## Dataset items:
━━━━━━

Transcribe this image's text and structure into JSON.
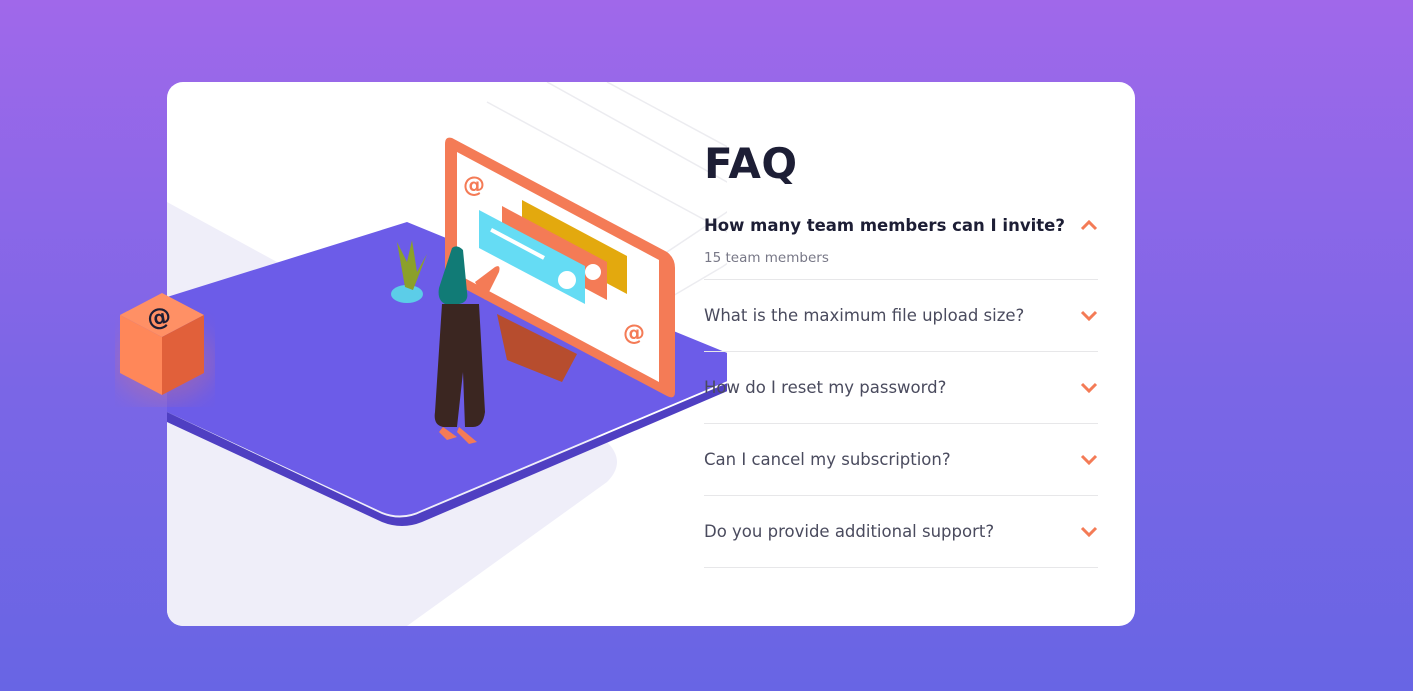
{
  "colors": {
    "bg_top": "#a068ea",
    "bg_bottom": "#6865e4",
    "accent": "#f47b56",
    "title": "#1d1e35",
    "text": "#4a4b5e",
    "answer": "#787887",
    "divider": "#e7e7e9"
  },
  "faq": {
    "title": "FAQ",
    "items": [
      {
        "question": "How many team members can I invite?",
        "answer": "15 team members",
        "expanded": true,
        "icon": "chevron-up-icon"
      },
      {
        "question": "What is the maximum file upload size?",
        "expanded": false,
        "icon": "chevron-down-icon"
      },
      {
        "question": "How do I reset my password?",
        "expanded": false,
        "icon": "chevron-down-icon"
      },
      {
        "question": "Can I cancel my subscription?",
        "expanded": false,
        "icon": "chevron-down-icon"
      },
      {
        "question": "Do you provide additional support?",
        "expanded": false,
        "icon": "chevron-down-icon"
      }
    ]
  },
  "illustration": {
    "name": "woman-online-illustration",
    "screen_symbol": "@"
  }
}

━━━━━━

## WHAT TO PRODUCE:
Write the full listing out again with every line unchanged, but include no pictures.

## SOLUTION FOR THIS EXERCISE:
Transcribe this image's text and structure into JSON.
{
  "colors": {
    "bg_top": "#a068ea",
    "bg_bottom": "#6865e4",
    "accent": "#f47b56",
    "title": "#1d1e35",
    "text": "#4a4b5e",
    "answer": "#787887",
    "divider": "#e7e7e9"
  },
  "faq": {
    "title": "FAQ",
    "items": [
      {
        "question": "How many team members can I invite?",
        "answer": "15 team members",
        "expanded": true,
        "icon": "chevron-up-icon"
      },
      {
        "question": "What is the maximum file upload size?",
        "expanded": false,
        "icon": "chevron-down-icon"
      },
      {
        "question": "How do I reset my password?",
        "expanded": false,
        "icon": "chevron-down-icon"
      },
      {
        "question": "Can I cancel my subscription?",
        "expanded": false,
        "icon": "chevron-down-icon"
      },
      {
        "question": "Do you provide additional support?",
        "expanded": false,
        "icon": "chevron-down-icon"
      }
    ]
  },
  "illustration": {
    "name": "woman-online-illustration",
    "screen_symbol": "@"
  }
}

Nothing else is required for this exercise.